_GOAL_. Lines containing the string "respondents" are to be collected in full.

━━━ RECORDS SHOWN ━━━

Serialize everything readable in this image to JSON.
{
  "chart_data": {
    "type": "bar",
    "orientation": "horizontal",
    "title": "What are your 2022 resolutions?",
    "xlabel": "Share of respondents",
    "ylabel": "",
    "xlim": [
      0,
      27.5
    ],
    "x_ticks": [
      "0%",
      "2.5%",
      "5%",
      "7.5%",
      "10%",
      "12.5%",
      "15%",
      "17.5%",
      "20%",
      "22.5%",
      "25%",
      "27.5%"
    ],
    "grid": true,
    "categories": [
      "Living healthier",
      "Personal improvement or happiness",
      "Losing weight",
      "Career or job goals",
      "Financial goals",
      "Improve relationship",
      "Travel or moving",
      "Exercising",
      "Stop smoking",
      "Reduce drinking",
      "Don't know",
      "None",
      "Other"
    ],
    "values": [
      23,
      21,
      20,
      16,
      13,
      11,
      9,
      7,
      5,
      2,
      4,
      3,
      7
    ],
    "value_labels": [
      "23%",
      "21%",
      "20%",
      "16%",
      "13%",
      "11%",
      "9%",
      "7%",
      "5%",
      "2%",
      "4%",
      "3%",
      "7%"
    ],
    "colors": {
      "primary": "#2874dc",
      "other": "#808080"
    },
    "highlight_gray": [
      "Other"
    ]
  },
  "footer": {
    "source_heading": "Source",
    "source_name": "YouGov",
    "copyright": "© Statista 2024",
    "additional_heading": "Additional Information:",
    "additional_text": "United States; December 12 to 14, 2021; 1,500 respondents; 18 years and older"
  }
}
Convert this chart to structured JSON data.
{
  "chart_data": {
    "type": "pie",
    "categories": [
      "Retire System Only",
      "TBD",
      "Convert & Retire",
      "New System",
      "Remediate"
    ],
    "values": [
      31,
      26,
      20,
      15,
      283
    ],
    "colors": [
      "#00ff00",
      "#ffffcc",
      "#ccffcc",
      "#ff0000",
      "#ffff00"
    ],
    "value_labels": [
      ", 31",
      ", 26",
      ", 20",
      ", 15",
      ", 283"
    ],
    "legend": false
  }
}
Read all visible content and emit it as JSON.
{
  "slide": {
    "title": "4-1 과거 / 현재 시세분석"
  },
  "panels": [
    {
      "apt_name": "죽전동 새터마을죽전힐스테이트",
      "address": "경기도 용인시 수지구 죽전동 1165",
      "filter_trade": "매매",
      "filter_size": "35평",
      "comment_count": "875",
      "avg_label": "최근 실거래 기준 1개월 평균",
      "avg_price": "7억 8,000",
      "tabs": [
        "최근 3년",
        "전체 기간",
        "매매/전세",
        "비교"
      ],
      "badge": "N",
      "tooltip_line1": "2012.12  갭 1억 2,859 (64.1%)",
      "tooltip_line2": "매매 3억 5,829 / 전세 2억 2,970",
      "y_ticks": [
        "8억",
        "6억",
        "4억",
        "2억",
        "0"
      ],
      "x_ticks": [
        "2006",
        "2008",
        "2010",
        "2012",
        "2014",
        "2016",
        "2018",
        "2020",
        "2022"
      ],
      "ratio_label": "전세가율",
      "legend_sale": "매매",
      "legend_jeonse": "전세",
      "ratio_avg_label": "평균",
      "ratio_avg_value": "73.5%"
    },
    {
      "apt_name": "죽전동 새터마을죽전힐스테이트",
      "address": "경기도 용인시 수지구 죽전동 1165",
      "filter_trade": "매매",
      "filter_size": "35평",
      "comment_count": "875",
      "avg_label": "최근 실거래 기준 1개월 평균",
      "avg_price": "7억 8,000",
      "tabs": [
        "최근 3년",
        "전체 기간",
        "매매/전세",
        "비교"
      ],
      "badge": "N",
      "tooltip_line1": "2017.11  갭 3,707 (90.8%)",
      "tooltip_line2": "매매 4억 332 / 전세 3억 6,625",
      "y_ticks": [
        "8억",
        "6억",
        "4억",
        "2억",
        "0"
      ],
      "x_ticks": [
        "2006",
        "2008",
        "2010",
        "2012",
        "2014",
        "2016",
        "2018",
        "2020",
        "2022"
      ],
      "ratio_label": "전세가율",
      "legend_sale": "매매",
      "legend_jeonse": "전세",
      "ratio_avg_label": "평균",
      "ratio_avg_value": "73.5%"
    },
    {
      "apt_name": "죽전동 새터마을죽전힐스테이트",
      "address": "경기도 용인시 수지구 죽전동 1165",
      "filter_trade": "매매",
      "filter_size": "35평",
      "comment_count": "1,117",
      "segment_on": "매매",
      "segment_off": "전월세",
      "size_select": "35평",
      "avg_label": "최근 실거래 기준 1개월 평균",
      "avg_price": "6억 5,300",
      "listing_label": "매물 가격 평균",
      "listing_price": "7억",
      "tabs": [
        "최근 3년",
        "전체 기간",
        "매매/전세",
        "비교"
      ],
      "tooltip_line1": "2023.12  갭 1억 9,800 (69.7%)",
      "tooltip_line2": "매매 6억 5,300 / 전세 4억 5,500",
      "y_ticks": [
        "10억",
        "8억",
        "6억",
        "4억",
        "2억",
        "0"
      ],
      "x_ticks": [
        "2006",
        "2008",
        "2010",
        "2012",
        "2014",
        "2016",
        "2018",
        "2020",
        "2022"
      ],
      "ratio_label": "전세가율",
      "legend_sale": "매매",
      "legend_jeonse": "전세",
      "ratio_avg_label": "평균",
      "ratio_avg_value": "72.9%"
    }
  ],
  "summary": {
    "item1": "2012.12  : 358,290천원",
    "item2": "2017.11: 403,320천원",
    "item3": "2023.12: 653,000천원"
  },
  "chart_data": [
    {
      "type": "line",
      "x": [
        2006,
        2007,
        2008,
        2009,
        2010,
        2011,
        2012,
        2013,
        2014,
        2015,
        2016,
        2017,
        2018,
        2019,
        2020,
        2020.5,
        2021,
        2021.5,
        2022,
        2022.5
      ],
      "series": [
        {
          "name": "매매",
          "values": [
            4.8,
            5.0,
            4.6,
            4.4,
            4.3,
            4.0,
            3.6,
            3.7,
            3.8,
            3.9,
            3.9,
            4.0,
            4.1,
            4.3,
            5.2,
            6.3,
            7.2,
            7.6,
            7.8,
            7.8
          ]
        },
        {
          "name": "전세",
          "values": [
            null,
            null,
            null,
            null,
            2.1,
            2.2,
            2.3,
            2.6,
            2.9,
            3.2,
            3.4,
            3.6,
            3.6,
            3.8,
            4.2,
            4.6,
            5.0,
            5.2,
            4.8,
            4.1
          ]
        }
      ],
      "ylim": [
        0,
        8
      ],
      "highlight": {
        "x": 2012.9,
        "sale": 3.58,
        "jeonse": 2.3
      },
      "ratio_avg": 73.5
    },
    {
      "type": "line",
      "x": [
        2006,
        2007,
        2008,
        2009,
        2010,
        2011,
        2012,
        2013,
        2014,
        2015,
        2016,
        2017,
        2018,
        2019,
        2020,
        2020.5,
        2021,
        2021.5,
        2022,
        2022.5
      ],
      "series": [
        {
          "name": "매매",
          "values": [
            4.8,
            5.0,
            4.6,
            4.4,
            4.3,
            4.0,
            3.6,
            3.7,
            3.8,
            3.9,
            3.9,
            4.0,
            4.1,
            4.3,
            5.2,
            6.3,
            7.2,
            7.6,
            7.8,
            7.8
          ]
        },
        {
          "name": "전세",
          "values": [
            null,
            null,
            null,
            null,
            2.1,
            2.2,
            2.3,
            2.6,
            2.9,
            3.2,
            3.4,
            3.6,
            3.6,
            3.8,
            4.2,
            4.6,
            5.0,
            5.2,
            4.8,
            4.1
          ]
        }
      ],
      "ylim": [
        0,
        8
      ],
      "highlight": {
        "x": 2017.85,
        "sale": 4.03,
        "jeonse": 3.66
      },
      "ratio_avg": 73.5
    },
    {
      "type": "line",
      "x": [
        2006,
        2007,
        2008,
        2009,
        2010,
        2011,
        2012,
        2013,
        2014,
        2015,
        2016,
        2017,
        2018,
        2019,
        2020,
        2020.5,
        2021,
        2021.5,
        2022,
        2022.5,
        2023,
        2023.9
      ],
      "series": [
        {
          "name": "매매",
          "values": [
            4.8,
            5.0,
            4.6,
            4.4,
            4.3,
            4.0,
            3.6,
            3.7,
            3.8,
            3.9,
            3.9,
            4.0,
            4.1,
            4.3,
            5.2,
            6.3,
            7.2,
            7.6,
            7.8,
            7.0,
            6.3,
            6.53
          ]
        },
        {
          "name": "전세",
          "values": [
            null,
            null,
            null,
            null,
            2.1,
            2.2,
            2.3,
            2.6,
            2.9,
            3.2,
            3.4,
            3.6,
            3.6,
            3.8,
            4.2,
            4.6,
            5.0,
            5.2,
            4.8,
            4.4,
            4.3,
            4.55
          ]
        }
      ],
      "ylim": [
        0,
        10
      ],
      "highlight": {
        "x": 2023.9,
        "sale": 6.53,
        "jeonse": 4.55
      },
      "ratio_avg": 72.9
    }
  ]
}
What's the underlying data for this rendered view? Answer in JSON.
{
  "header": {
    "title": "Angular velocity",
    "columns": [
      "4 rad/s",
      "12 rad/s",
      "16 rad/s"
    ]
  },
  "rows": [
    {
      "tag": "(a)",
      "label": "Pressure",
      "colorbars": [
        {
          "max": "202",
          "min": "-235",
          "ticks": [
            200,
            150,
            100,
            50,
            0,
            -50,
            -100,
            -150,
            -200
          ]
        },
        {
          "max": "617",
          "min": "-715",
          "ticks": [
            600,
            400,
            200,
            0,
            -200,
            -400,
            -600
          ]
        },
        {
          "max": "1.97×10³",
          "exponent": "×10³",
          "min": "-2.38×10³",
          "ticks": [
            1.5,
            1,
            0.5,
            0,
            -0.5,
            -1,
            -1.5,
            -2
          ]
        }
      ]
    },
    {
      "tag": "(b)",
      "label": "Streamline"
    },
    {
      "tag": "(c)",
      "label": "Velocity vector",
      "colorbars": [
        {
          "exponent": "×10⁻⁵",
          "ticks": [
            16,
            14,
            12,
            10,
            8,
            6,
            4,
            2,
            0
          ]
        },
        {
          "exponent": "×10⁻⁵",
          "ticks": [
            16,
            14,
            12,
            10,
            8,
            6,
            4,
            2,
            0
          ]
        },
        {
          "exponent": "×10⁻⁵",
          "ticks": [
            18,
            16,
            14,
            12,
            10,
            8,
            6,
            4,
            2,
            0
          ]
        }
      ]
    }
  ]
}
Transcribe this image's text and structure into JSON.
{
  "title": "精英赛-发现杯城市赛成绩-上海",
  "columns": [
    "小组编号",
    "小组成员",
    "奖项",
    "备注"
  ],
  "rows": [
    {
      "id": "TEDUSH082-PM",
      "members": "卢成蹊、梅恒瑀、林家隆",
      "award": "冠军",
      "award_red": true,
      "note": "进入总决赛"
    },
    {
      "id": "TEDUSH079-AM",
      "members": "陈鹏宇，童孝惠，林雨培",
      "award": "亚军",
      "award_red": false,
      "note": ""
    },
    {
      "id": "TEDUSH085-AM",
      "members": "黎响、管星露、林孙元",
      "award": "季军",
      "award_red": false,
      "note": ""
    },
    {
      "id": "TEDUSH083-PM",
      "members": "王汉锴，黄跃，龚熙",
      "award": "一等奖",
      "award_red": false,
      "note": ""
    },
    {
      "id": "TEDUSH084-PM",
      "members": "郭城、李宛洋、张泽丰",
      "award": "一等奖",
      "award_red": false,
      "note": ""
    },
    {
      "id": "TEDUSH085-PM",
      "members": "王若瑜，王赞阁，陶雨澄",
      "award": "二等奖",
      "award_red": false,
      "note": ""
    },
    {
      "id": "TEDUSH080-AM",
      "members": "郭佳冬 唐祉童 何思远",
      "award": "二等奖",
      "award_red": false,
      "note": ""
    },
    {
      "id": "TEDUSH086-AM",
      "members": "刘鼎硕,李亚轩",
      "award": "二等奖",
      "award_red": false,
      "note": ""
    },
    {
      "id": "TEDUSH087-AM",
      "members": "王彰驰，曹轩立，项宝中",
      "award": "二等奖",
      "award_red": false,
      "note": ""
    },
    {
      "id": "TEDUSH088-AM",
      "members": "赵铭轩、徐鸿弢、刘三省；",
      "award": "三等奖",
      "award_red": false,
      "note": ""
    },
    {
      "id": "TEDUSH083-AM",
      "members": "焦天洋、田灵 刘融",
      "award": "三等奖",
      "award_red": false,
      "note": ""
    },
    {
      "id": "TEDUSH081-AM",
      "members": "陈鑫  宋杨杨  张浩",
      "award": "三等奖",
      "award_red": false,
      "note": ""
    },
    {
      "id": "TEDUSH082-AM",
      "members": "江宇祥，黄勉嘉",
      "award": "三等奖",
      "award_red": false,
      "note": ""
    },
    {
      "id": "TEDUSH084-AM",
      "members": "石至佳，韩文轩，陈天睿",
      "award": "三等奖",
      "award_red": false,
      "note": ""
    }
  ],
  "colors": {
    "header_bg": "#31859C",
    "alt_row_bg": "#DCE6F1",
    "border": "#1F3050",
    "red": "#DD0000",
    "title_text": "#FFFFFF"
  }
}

━━━

_WRITTEN RESPONSE_.
    "xlabel": "Share of respondents",
    "additional_text": "United States; December 12 to 14, 2021; 1,500 respondents; 18 years and older"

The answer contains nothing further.